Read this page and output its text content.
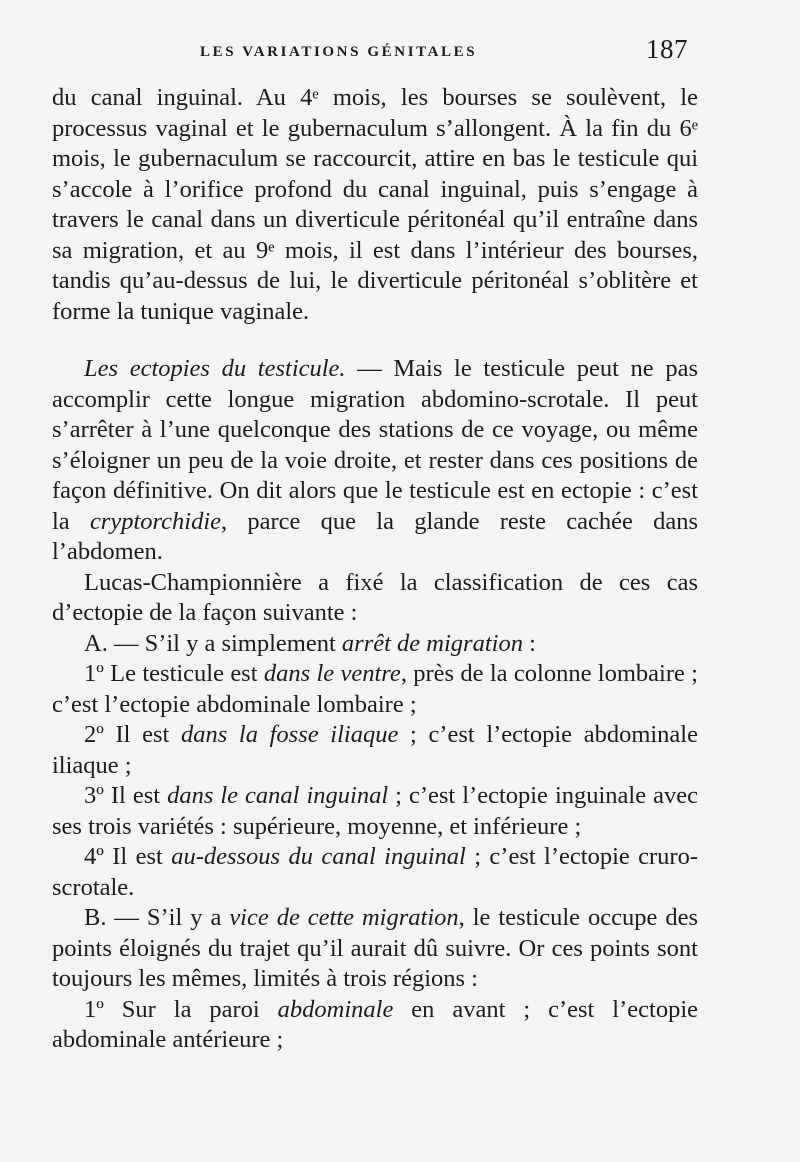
LES VARIATIONS GÉNITALES	187

du canal inguinal. Au 4ᵉ mois, les bourses se soulèvent, le processus vaginal et le gubernaculum s’allongent. À la fin du 6ᵉ mois, le gubernaculum se raccourcit, attire en bas le testicule qui s’accole à l’orifice profond du canal inguinal, puis s’engage à travers le canal dans un diverticule péritonéal qu’il entraîne dans sa migration, et au 9ᵉ mois, il est dans l’intérieur des bourses, tandis qu’au-dessus de lui, le diverticule péritonéal s’oblitère et forme la tunique vaginale.

Les ectopies du testicule. — Mais le testicule peut ne pas accomplir cette longue migration abdomino-scrotale. Il peut s’arrêter à l’une quelconque des stations de ce voyage, ou même s’éloigner un peu de la voie droite, et rester dans ces positions de façon définitive. On dit alors que le testicule est en ectopie : c’est la cryptorchidie, parce que la glande reste cachée dans l’abdomen.

Lucas-Championnière a fixé la classification de ces cas d’ectopie de la façon suivante :

A. — S’il y a simplement arrêt de migration :

1º Le testicule est dans le ventre, près de la colonne lombaire ; c’est l’ectopie abdominale lombaire ;

2º Il est dans la fosse iliaque ; c’est l’ectopie abdominale iliaque ;

3º Il est dans le canal inguinal ; c’est l’ectopie inguinale avec ses trois variétés : supérieure, moyenne, et inférieure ;

4º Il est au-dessous du canal inguinal ; c’est l’ectopie cruro-scrotale.

B. — S’il y a vice de cette migration, le testicule occupe des points éloignés du trajet qu’il aurait dû suivre. Or ces points sont toujours les mêmes, limités à trois régions :

1º Sur la paroi abdominale en avant ; c’est l’ectopie abdominale antérieure ;
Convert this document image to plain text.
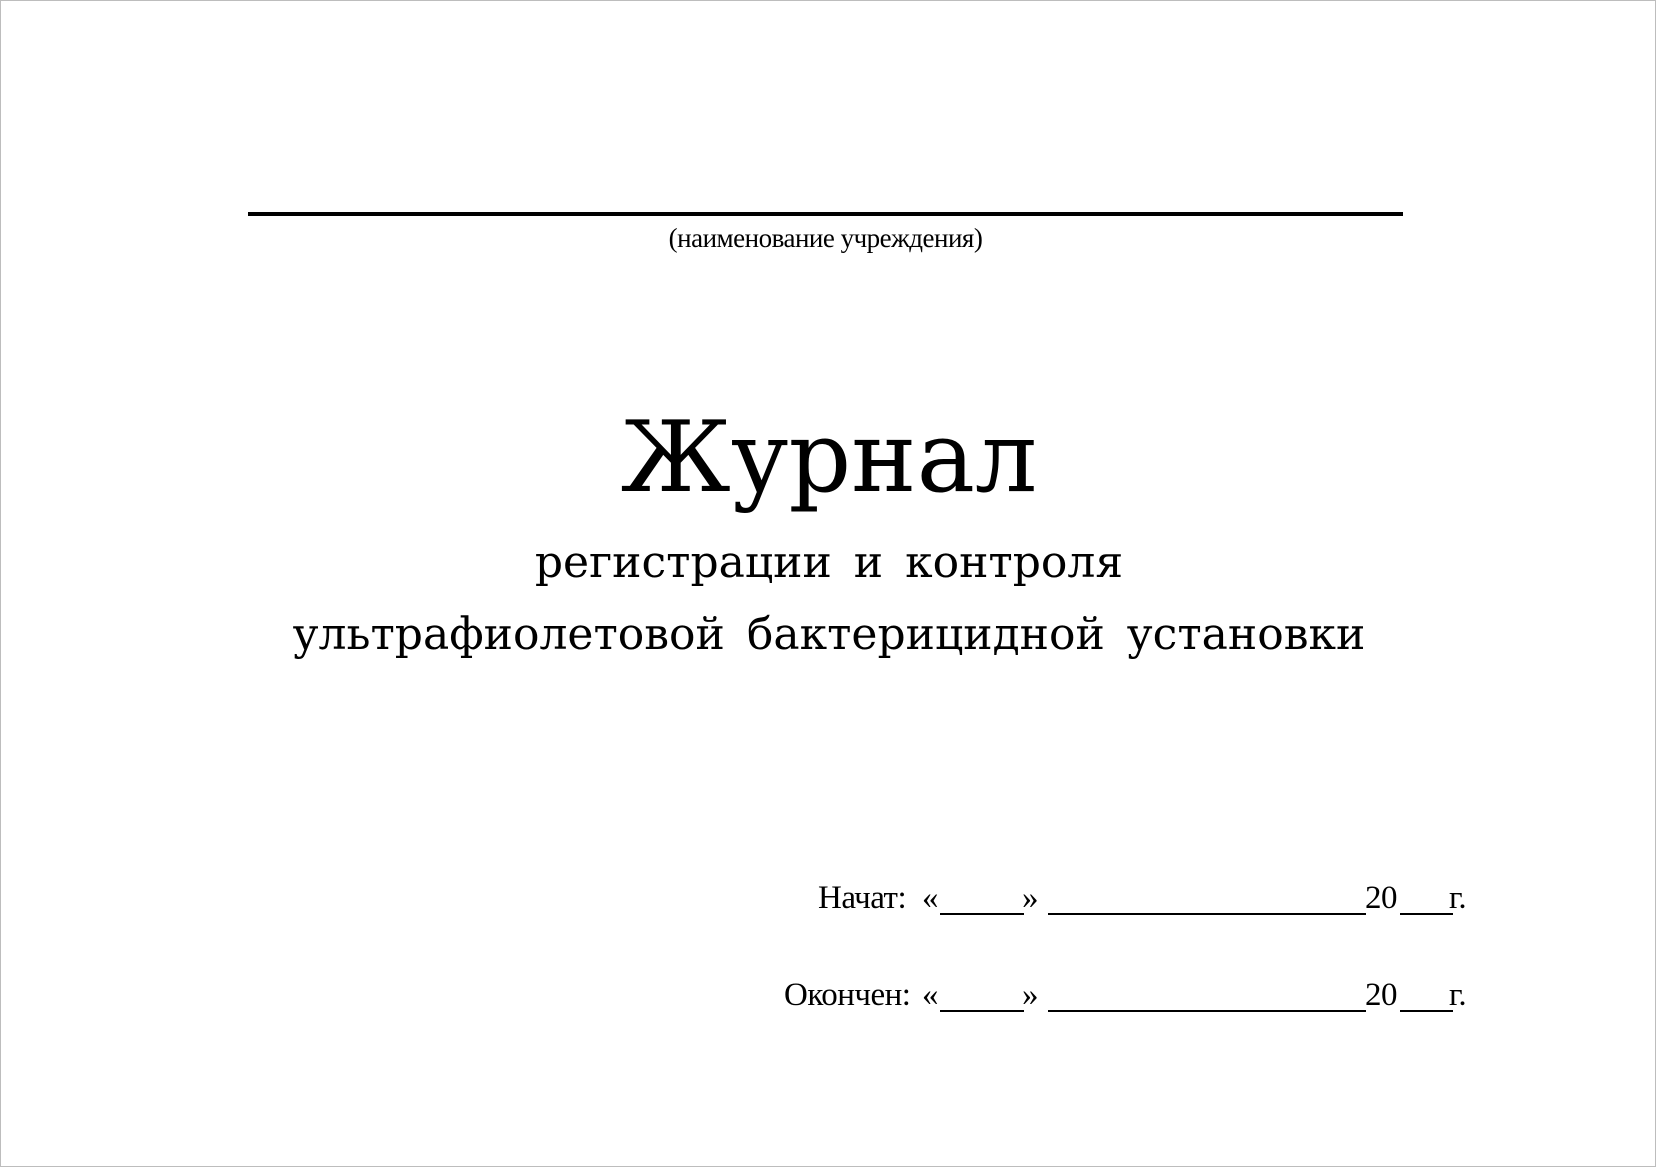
(наименование учреждения)
Журнал
регистрации и контроля
ультрафиолетовой бактерицидной установки
Начат: «	»	20 г.
Окончен: «	»	20 г.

==========

## [WHAT NEEDS TO BE DONE]
Extract, word for word, every line from the one holding "Convert this document image to plain text." through the closing line of the data above. Do not include any pictures.

## [WRITTEN ANSWER]
Convert this document image to plain text.
(наименование учреждения)
Журнал
регистрации и контроля
ультрафиолетовой бактерицидной установки
Начат: «	»	20 г.
Окончен: «	»	20 г.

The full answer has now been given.